## Required work
Repeat every record below exactly as written.
_____
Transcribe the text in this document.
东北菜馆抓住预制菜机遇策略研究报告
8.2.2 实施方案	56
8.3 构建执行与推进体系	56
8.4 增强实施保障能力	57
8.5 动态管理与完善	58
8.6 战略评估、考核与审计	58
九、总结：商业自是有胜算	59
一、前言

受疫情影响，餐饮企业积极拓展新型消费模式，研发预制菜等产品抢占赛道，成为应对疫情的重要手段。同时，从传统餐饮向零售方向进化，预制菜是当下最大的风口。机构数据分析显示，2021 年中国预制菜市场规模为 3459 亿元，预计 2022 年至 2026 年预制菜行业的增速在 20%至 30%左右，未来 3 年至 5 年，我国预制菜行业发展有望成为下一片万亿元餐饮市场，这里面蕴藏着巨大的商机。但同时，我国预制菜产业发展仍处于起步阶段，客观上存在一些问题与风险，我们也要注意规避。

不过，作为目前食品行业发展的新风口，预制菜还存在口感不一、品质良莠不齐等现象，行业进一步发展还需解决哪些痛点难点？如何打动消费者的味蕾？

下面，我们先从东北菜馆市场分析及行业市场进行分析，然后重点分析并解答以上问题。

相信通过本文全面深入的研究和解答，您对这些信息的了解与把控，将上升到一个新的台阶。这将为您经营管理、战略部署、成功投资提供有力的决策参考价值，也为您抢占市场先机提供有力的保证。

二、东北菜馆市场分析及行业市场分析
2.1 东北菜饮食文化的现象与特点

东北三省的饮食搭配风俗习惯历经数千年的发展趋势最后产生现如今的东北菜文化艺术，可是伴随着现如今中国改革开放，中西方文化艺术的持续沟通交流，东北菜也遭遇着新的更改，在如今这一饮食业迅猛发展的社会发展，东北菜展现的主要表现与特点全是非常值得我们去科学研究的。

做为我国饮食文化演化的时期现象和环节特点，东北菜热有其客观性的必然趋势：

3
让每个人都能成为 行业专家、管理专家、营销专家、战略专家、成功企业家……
_____
## Complete response
Transcribe the text in this document.
东北菜馆抓住预制菜机遇策略研究报告
8.2.2 实施方案	56
8.3 构建执行与推进体系	56
8.4 增强实施保障能力	57
8.5 动态管理与完善	58
8.6 战略评估、考核与审计	58
九、总结：商业自是有胜算	59
一、前言

受疫情影响，餐饮企业积极拓展新型消费模式，研发预制菜等产品抢占赛道，成为应对疫情的重要手段。同时，从传统餐饮向零售方向进化，预制菜是当下最大的风口。机构数据分析显示，2021 年中国预制菜市场规模为 3459 亿元，预计 2022 年至 2026 年预制菜行业的增速在 20%至 30%左右，未来 3 年至 5 年，我国预制菜行业发展有望成为下一片万亿元餐饮市场，这里面蕴藏着巨大的商机。但同时，我国预制菜产业发展仍处于起步阶段，客观上存在一些问题与风险，我们也要注意规避。

不过，作为目前食品行业发展的新风口，预制菜还存在口感不一、品质良莠不齐等现象，行业进一步发展还需解决哪些痛点难点？如何打动消费者的味蕾？

下面，我们先从东北菜馆市场分析及行业市场进行分析，然后重点分析并解答以上问题。

相信通过本文全面深入的研究和解答，您对这些信息的了解与把控，将上升到一个新的台阶。这将为您经营管理、战略部署、成功投资提供有力的决策参考价值，也为您抢占市场先机提供有力的保证。

二、东北菜馆市场分析及行业市场分析
2.1 东北菜饮食文化的现象与特点

东北三省的饮食搭配风俗习惯历经数千年的发展趋势最后产生现如今的东北菜文化艺术，可是伴随着现如今中国改革开放，中西方文化艺术的持续沟通交流，东北菜也遭遇着新的更改，在如今这一饮食业迅猛发展的社会发展，东北菜展现的主要表现与特点全是非常值得我们去科学研究的。

做为我国饮食文化演化的时期现象和环节特点，东北菜热有其客观性的必然趋势：

3
让每个人都能成为 行业专家、管理专家、营销专家、战略专家、成功企业家……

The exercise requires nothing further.